• Written exercise:
Make an exact copy of all the entries below, with the pictures left out.

Figure dataset records:
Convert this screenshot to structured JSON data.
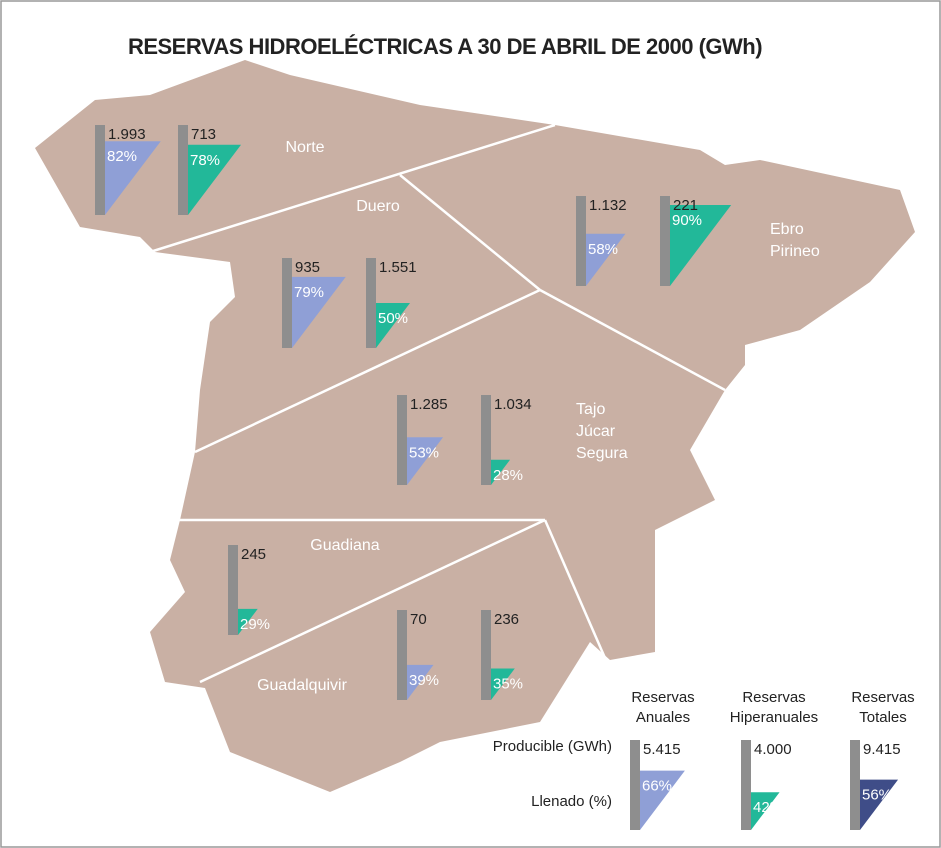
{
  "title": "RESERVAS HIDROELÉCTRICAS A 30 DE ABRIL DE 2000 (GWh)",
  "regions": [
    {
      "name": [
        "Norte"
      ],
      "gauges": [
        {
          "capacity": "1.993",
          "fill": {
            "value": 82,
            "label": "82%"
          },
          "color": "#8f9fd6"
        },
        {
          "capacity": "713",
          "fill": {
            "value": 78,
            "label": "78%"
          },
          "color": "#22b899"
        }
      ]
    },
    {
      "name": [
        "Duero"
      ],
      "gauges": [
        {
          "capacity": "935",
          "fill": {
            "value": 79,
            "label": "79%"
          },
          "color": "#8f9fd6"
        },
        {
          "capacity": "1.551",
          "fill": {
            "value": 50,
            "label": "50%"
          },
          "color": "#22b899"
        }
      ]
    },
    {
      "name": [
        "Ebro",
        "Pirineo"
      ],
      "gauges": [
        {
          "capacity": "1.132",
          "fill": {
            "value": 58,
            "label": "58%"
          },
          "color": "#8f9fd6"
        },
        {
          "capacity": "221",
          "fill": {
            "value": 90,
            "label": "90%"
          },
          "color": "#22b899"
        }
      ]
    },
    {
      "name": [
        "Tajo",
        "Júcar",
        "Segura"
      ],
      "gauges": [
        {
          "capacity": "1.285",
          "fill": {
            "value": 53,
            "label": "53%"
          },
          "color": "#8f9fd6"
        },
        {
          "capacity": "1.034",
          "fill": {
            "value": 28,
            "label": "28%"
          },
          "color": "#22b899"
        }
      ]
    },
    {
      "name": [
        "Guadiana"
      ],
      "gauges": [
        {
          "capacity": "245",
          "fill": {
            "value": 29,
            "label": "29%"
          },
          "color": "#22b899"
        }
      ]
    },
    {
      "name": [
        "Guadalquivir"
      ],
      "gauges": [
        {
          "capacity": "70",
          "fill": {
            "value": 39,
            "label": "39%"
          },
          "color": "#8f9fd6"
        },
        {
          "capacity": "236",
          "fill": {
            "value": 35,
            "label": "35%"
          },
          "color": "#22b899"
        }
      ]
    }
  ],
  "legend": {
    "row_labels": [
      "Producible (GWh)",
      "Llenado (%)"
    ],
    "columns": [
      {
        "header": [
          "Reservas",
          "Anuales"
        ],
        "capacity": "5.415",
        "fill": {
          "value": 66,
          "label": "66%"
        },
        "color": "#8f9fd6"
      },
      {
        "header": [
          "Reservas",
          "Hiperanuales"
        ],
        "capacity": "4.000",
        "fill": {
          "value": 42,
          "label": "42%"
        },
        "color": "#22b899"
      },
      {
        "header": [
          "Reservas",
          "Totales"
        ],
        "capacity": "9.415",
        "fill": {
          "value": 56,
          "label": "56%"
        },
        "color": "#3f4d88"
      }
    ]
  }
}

• Problem solution:
Convert this screenshot to structured JSON data.
{
  "title": "RESERVAS HIDROELÉCTRICAS A 30 DE ABRIL DE 2000 (GWh)",
  "regions": [
    {
      "name": [
        "Norte"
      ],
      "gauges": [
        {
          "capacity": "1.993",
          "fill": {
            "value": 82,
            "label": "82%"
          },
          "color": "#8f9fd6"
        },
        {
          "capacity": "713",
          "fill": {
            "value": 78,
            "label": "78%"
          },
          "color": "#22b899"
        }
      ]
    },
    {
      "name": [
        "Duero"
      ],
      "gauges": [
        {
          "capacity": "935",
          "fill": {
            "value": 79,
            "label": "79%"
          },
          "color": "#8f9fd6"
        },
        {
          "capacity": "1.551",
          "fill": {
            "value": 50,
            "label": "50%"
          },
          "color": "#22b899"
        }
      ]
    },
    {
      "name": [
        "Ebro",
        "Pirineo"
      ],
      "gauges": [
        {
          "capacity": "1.132",
          "fill": {
            "value": 58,
            "label": "58%"
          },
          "color": "#8f9fd6"
        },
        {
          "capacity": "221",
          "fill": {
            "value": 90,
            "label": "90%"
          },
          "color": "#22b899"
        }
      ]
    },
    {
      "name": [
        "Tajo",
        "Júcar",
        "Segura"
      ],
      "gauges": [
        {
          "capacity": "1.285",
          "fill": {
            "value": 53,
            "label": "53%"
          },
          "color": "#8f9fd6"
        },
        {
          "capacity": "1.034",
          "fill": {
            "value": 28,
            "label": "28%"
          },
          "color": "#22b899"
        }
      ]
    },
    {
      "name": [
        "Guadiana"
      ],
      "gauges": [
        {
          "capacity": "245",
          "fill": {
            "value": 29,
            "label": "29%"
          },
          "color": "#22b899"
        }
      ]
    },
    {
      "name": [
        "Guadalquivir"
      ],
      "gauges": [
        {
          "capacity": "70",
          "fill": {
            "value": 39,
            "label": "39%"
          },
          "color": "#8f9fd6"
        },
        {
          "capacity": "236",
          "fill": {
            "value": 35,
            "label": "35%"
          },
          "color": "#22b899"
        }
      ]
    }
  ],
  "legend": {
    "row_labels": [
      "Producible (GWh)",
      "Llenado (%)"
    ],
    "columns": [
      {
        "header": [
          "Reservas",
          "Anuales"
        ],
        "capacity": "5.415",
        "fill": {
          "value": 66,
          "label": "66%"
        },
        "color": "#8f9fd6"
      },
      {
        "header": [
          "Reservas",
          "Hiperanuales"
        ],
        "capacity": "4.000",
        "fill": {
          "value": 42,
          "label": "42%"
        },
        "color": "#22b899"
      },
      {
        "header": [
          "Reservas",
          "Totales"
        ],
        "capacity": "9.415",
        "fill": {
          "value": 56,
          "label": "56%"
        },
        "color": "#3f4d88"
      }
    ]
  }
}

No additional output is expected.